EXERCISE DESCRIPTION:
According to the comments on spreadsheet presentation below, which font is considered the best for financial data?

======== TEXT

Posted by Reid Curley | July 09, 2008 11:38 am
I work a lot with Excel spreadsheets. What is also very important is the understandability of Excel spreadsheets. I hate when clients or anybody from my company sends Excel without formulas, that do not show how something has been calculate forcing me to spend additional time to understand or reperform their work. The other thing is luck of appropriate formatting and comments. I really don't understand whether people do not ask themselves a question how this sheet looks like? Where do they learn such poor presentations? The Excel spreadsheets should be more readible than Power Point presentation as they have to be in many cases self explanatory.
Posted by Tomasz Grycner | June 29, 2008 02:15 pm
Its really an eye opener while going through the article. There are a few basic things which every executive should understand before working on any spreadsheet. - Assume that the spreadshees is being submitted to the President of the Company. - Assume that the users of ths spreadsheet are all layman. - Assume that they have very less time to understand and act upon the data submitted in the spreadsheet. Taking these into consideration, the moment you open a spreadsheet, follow these simple points: - Resize the view (from standard 100% to 85%) if you are going to present a financial data. - Select a standard font style and size (Arial is considered the best for Financial data) - Select the decimal places you want to show your data in ( one or two ) - Just decide upon a draft/template to present the data - Provide the 3 layered heading to the sheet ( Department name, Subject of the worksheet, applicable Time period ) - Provide sufficient spacing between the data and use borders for effective presentation - use appropriate sub heads - Now set up the print area and get a print copy Now have a look at the print copy and try to question " is it covering all the three assumptions stated above ", If you are convinced, it is the best you can do.

================
======== DATA LISTING

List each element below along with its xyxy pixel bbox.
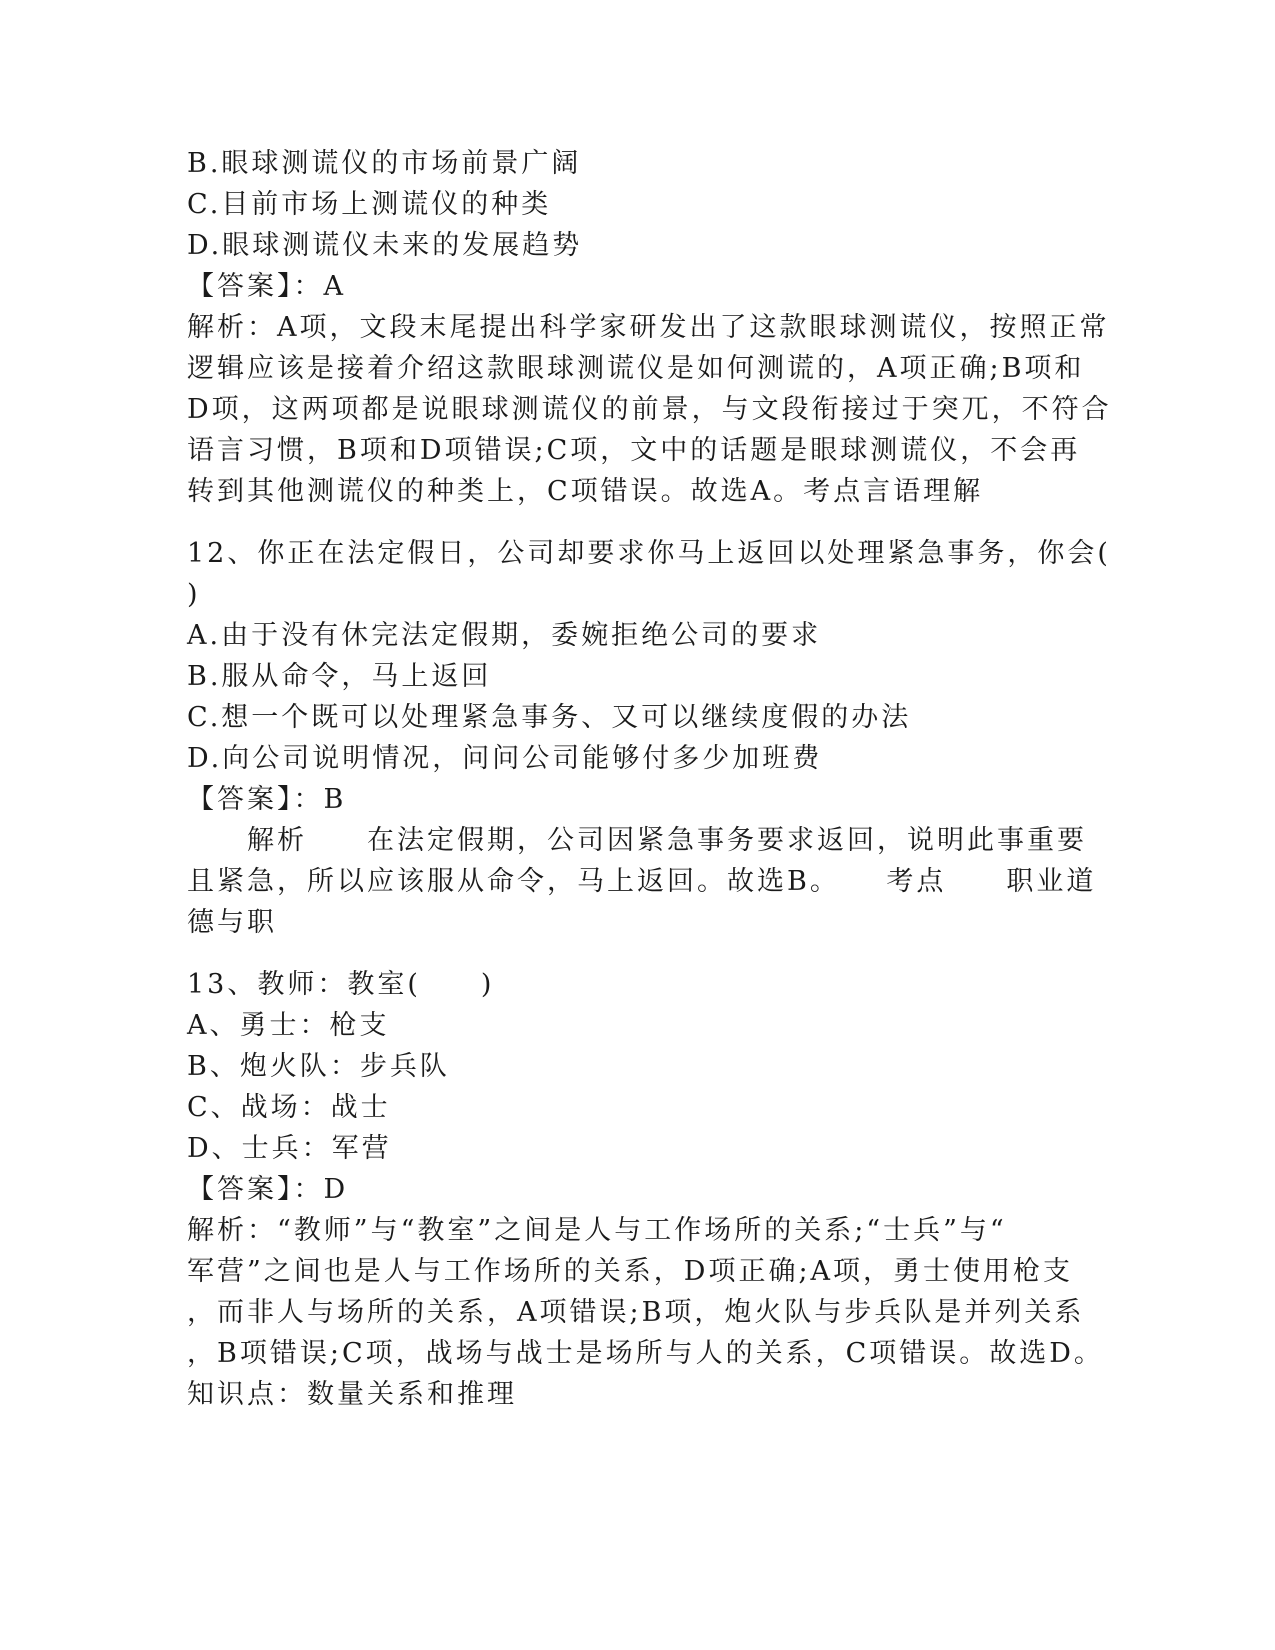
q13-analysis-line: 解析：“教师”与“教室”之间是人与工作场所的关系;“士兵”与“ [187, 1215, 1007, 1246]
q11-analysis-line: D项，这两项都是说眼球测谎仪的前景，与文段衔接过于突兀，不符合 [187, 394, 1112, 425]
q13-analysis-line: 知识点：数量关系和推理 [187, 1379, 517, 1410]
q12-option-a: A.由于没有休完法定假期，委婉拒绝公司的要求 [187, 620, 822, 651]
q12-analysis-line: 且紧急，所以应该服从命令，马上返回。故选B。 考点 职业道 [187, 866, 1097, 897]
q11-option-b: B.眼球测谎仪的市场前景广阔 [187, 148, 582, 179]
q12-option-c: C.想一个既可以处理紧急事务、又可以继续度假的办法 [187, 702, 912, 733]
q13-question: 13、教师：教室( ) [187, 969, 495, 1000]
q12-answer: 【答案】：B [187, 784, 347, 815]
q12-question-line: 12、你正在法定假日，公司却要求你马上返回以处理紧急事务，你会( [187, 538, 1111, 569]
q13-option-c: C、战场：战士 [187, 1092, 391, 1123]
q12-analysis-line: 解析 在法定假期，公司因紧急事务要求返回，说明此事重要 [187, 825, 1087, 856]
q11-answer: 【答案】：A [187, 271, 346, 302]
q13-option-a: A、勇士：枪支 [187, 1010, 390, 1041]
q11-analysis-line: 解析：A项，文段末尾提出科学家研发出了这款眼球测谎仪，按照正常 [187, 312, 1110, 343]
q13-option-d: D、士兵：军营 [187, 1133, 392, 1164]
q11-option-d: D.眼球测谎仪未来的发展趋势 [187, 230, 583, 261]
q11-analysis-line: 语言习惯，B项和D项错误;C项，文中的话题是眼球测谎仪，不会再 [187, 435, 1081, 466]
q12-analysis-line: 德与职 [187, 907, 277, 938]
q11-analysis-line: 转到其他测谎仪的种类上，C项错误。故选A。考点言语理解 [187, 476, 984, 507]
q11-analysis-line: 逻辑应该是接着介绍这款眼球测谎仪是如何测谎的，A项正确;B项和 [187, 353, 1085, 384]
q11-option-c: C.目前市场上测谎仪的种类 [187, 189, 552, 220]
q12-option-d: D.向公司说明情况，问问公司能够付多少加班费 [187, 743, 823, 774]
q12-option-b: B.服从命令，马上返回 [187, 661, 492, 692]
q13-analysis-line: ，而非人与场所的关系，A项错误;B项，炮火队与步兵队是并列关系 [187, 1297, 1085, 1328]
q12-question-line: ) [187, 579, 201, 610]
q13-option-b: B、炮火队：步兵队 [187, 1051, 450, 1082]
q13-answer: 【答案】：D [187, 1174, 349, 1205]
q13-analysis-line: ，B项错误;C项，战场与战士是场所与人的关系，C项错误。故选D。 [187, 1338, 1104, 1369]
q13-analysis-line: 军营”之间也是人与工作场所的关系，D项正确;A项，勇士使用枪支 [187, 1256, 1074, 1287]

================
======== DATA LISTING

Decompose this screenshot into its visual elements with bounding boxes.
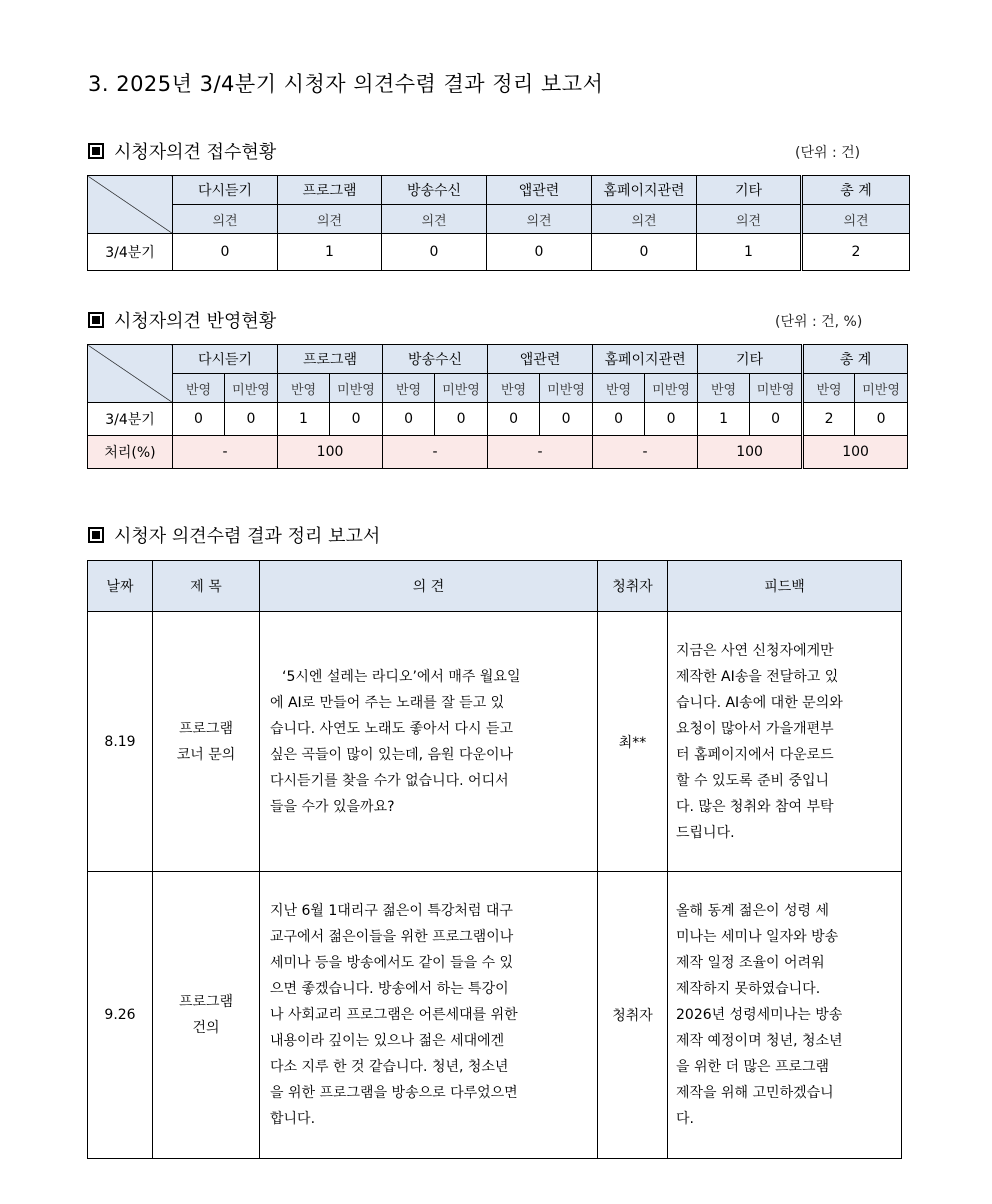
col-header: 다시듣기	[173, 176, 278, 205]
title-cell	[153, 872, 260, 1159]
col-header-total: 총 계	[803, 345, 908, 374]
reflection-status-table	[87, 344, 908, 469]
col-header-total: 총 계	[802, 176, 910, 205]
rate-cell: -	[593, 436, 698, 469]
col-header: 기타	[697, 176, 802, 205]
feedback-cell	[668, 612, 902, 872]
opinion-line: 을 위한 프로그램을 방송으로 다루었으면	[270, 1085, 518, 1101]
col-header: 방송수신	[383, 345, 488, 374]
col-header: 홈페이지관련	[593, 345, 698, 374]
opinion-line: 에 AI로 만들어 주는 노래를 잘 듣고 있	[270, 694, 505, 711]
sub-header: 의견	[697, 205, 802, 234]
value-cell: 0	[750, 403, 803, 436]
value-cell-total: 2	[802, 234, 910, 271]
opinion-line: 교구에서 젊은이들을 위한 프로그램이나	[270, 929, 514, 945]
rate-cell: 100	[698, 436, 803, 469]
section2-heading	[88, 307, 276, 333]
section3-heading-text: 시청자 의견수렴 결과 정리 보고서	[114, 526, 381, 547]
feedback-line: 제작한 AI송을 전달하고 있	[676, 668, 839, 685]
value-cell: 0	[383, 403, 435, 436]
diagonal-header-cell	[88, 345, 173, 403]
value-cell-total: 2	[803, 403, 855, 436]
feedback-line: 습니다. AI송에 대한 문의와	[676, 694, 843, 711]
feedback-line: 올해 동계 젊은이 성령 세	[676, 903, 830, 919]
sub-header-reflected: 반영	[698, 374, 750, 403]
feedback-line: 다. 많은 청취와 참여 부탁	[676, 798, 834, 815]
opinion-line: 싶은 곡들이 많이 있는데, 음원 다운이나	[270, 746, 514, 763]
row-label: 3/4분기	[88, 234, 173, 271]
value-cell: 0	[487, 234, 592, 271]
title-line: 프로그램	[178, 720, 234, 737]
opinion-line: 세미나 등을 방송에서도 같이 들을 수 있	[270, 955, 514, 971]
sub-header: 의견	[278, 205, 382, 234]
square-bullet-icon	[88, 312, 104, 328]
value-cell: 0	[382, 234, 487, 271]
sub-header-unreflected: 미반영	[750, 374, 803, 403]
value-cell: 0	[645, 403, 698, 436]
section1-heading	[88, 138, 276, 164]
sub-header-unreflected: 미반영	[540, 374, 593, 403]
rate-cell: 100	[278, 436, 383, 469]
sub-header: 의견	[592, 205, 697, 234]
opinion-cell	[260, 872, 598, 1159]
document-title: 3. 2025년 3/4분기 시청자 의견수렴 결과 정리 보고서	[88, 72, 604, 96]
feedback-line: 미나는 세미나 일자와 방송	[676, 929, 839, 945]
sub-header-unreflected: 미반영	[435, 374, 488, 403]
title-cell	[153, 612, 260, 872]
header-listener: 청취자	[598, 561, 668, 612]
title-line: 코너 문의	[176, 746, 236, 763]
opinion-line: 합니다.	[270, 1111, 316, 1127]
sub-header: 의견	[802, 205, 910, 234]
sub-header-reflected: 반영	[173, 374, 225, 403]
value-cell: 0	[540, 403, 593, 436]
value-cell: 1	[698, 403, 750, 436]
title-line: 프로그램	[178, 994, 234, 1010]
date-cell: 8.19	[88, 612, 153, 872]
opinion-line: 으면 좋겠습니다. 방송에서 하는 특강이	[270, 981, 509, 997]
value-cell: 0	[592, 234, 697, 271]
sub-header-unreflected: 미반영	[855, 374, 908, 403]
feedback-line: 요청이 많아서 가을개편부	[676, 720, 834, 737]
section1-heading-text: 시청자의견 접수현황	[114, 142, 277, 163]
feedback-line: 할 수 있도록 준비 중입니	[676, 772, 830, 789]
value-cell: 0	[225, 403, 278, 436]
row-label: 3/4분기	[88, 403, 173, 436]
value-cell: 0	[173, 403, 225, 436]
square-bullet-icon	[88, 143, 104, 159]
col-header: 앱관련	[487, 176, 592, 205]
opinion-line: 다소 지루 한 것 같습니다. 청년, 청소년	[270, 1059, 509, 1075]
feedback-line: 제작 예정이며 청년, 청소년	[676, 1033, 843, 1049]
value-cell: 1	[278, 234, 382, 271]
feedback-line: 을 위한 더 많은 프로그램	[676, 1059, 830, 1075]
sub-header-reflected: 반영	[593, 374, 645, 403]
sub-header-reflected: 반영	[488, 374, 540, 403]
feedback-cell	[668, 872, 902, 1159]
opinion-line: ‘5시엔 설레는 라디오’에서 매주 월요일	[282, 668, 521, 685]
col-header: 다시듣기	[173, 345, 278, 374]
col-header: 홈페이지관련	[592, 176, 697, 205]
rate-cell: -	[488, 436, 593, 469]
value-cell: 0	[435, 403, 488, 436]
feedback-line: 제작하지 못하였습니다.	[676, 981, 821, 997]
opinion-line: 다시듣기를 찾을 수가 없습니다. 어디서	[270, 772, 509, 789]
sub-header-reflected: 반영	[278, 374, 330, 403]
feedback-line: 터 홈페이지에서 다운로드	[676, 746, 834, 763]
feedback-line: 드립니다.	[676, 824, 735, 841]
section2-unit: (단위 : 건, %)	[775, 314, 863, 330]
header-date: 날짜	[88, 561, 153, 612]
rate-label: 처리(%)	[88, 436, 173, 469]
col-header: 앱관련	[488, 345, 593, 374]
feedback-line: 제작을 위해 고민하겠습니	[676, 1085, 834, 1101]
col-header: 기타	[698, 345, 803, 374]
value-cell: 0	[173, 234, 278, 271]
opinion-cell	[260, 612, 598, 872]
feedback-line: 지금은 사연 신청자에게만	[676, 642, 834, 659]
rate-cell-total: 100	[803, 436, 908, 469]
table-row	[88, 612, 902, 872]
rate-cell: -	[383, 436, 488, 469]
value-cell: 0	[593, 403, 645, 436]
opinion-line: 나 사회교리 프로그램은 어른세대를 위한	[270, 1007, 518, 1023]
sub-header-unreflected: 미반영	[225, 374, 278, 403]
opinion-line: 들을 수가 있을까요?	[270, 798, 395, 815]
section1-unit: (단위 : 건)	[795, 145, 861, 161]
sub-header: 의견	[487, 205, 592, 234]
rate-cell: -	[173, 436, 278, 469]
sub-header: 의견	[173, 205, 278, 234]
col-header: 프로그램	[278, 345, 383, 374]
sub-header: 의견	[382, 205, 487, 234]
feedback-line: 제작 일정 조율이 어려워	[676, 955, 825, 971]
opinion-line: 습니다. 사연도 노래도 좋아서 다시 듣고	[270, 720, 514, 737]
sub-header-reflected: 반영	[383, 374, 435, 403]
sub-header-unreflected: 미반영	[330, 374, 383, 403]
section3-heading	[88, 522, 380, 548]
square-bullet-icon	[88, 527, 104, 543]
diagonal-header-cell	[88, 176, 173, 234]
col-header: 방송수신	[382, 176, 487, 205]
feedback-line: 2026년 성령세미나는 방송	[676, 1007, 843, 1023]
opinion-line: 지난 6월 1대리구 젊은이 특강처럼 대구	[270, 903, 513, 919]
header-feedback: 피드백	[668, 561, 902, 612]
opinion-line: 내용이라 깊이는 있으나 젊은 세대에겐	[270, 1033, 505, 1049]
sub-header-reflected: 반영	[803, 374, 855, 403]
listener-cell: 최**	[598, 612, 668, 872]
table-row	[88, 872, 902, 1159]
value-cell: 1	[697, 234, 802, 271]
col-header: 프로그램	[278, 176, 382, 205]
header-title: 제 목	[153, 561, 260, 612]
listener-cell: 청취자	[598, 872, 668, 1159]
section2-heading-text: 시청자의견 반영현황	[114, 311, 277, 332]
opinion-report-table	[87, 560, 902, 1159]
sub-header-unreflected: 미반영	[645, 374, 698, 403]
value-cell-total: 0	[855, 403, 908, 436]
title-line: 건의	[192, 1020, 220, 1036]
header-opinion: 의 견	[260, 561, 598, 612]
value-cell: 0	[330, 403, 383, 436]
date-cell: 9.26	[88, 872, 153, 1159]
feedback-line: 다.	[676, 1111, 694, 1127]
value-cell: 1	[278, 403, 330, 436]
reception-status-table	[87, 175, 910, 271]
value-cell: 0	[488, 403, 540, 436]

================

COMPLETED TASK:
Arial